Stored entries
## Start

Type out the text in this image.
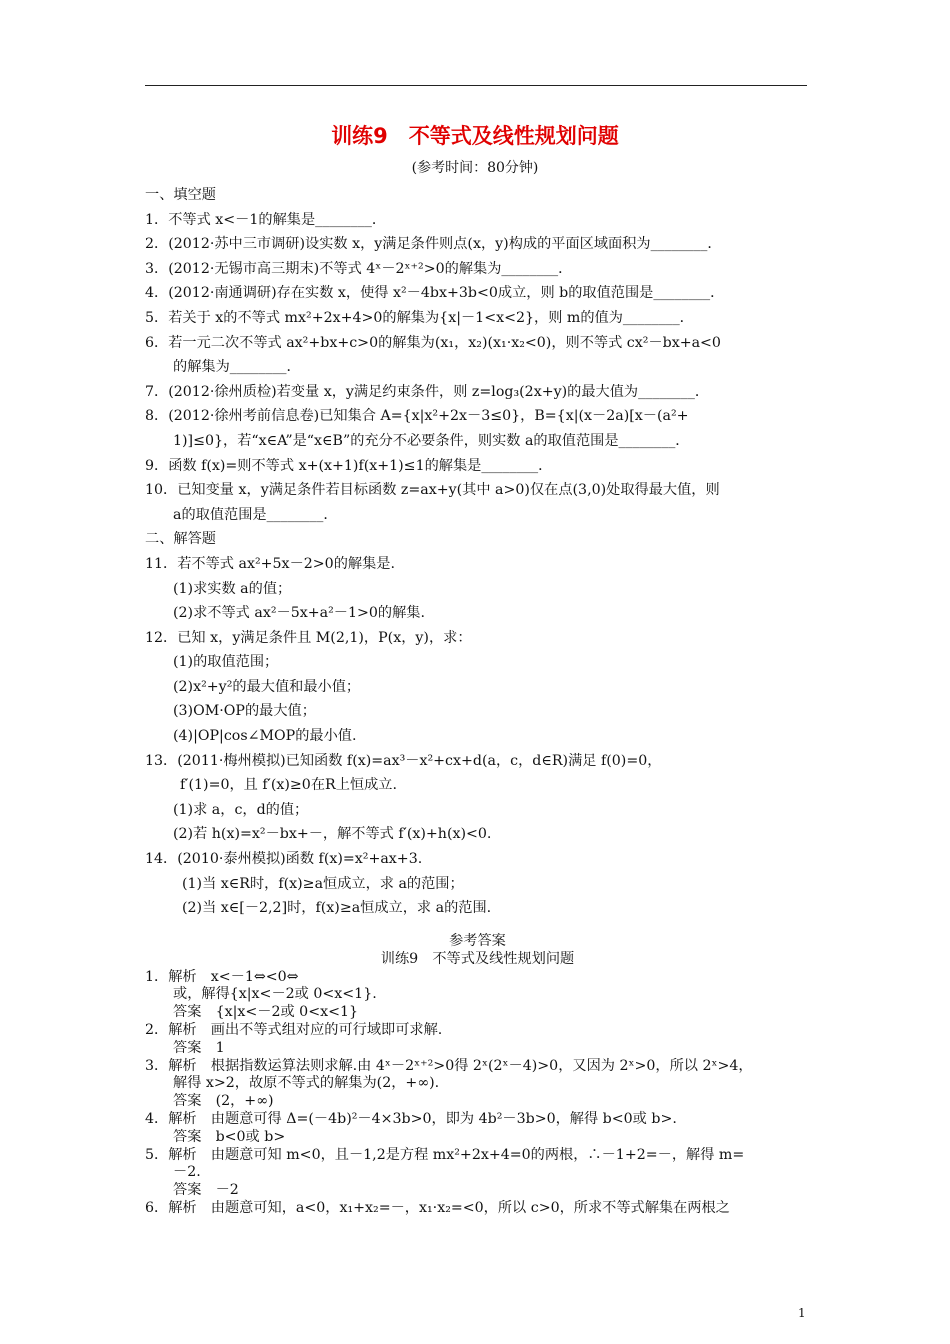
训练9　不等式及线性规划问题
(参考时间：80分钟)
一、填空题
1．不等式 x<－1的解集是________．
2．(2012·苏中三市调研)设实数 x，y满足条件则点(x，y)构成的平面区域面积为________．
3．(2012·无锡市高三期末)不等式 4ˣ－2ˣ⁺²>0的解集为________．
4．(2012·南通调研)存在实数 x，使得 x²－4bx+3b<0成立，则 b的取值范围是________．
5．若关于 x的不等式 mx²+2x+4>0的解集为{x|－1<x<2}，则 m的值为________．
6．若一元二次不等式 ax²+bx+c>0的解集为(x₁，x₂)(x₁·x₂<0)，则不等式 cx²－bx+a<0
的解集为________．
7．(2012·徐州质检)若变量 x，y满足约束条件，则 z=log₃(2x+y)的最大值为________．
8．(2012·徐州考前信息卷)已知集合 A={x|x²+2x－3≤0}，B={x|(x－2a)[x－(a²+
1)]≤0}，若“x∈A”是“x∈B”的充分不必要条件，则实数 a的取值范围是________．
9．函数 f(x)=则不等式 x+(x+1)f(x+1)≤1的解集是________．
10．已知变量 x，y满足条件若目标函数 z=ax+y(其中 a>0)仅在点(3,0)处取得最大值，则
a的取值范围是________．
二、解答题
11．若不等式 ax²+5x－2>0的解集是.
(1)求实数 a的值；
(2)求不等式 ax²－5x+a²－1>0的解集.
12．已知 x，y满足条件且 M(2,1)，P(x，y)，求：
(1)的取值范围；
(2)x²+y²的最大值和最小值；
(3)OM·OP的最大值；
(4)|OP|cos∠MOP的最小值.
13．(2011·梅州模拟)已知函数 f(x)=ax³－x²+cx+d(a，c，d∈R)满足 f(0)=0，
f′(1)=0，且 f′(x)≥0在R上恒成立.
(1)求 a，c，d的值；
(2)若 h(x)=x²－bx+－，解不等式 f′(x)+h(x)<0.
14．(2010·泰州模拟)函数 f(x)=x²+ax+3.
(1)当 x∈R时，f(x)≥a恒成立，求 a的范围；
(2)当 x∈[－2,2]时，f(x)≥a恒成立，求 a的范围.
参考答案
训练9　不等式及线性规划问题
1．解析　x<－1⇔<0⇔
或，解得{x|x<－2或 0<x<1}.
答案　{x|x<－2或 0<x<1}
2．解析　画出不等式组对应的可行域即可求解.
答案　1
3．解析　根据指数运算法则求解.由 4ˣ－2ˣ⁺²>0得 2ˣ(2ˣ－4)>0，又因为 2ˣ>0，所以 2ˣ>4，
解得 x>2，故原不等式的解集为(2，+∞).
答案　(2，+∞)
4．解析　由题意可得 Δ=(－4b)²－4×3b>0，即为 4b²－3b>0，解得 b<0或 b>.
答案　b<0或 b>
5．解析　由题意可知 m<0，且－1,2是方程 mx²+2x+4=0的两根，∴－1+2=－，解得 m=
－2.
答案　－2
6．解析　由题意可知，a<0，x₁+x₂=－，x₁·x₂=<0，所以 c>0，所求不等式解集在两根之
1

## End

*Work to do:* Without the pictures, write out all of the material exactly.

*Written response:*
Type out the text in this image.
训练9　不等式及线性规划问题
(参考时间：80分钟)
一、填空题
1．不等式 x<－1的解集是________．
2．(2012·苏中三市调研)设实数 x，y满足条件则点(x，y)构成的平面区域面积为________．
3．(2012·无锡市高三期末)不等式 4ˣ－2ˣ⁺²>0的解集为________．
4．(2012·南通调研)存在实数 x，使得 x²－4bx+3b<0成立，则 b的取值范围是________．
5．若关于 x的不等式 mx²+2x+4>0的解集为{x|－1<x<2}，则 m的值为________．
6．若一元二次不等式 ax²+bx+c>0的解集为(x₁，x₂)(x₁·x₂<0)，则不等式 cx²－bx+a<0
的解集为________．
7．(2012·徐州质检)若变量 x，y满足约束条件，则 z=log₃(2x+y)的最大值为________．
8．(2012·徐州考前信息卷)已知集合 A={x|x²+2x－3≤0}，B={x|(x－2a)[x－(a²+
1)]≤0}，若“x∈A”是“x∈B”的充分不必要条件，则实数 a的取值范围是________．
9．函数 f(x)=则不等式 x+(x+1)f(x+1)≤1的解集是________．
10．已知变量 x，y满足条件若目标函数 z=ax+y(其中 a>0)仅在点(3,0)处取得最大值，则
a的取值范围是________．
二、解答题
11．若不等式 ax²+5x－2>0的解集是.
(1)求实数 a的值；
(2)求不等式 ax²－5x+a²－1>0的解集.
12．已知 x，y满足条件且 M(2,1)，P(x，y)，求：
(1)的取值范围；
(2)x²+y²的最大值和最小值；
(3)OM·OP的最大值；
(4)|OP|cos∠MOP的最小值.
13．(2011·梅州模拟)已知函数 f(x)=ax³－x²+cx+d(a，c，d∈R)满足 f(0)=0，
f′(1)=0，且 f′(x)≥0在R上恒成立.
(1)求 a，c，d的值；
(2)若 h(x)=x²－bx+－，解不等式 f′(x)+h(x)<0.
14．(2010·泰州模拟)函数 f(x)=x²+ax+3.
(1)当 x∈R时，f(x)≥a恒成立，求 a的范围；
(2)当 x∈[－2,2]时，f(x)≥a恒成立，求 a的范围.
参考答案
训练9　不等式及线性规划问题
1．解析　x<－1⇔<0⇔
或，解得{x|x<－2或 0<x<1}.
答案　{x|x<－2或 0<x<1}
2．解析　画出不等式组对应的可行域即可求解.
答案　1
3．解析　根据指数运算法则求解.由 4ˣ－2ˣ⁺²>0得 2ˣ(2ˣ－4)>0，又因为 2ˣ>0，所以 2ˣ>4，
解得 x>2，故原不等式的解集为(2，+∞).
答案　(2，+∞)
4．解析　由题意可得 Δ=(－4b)²－4×3b>0，即为 4b²－3b>0，解得 b<0或 b>.
答案　b<0或 b>
5．解析　由题意可知 m<0，且－1,2是方程 mx²+2x+4=0的两根，∴－1+2=－，解得 m=
－2.
答案　－2
6．解析　由题意可知，a<0，x₁+x₂=－，x₁·x₂=<0，所以 c>0，所求不等式解集在两根之
1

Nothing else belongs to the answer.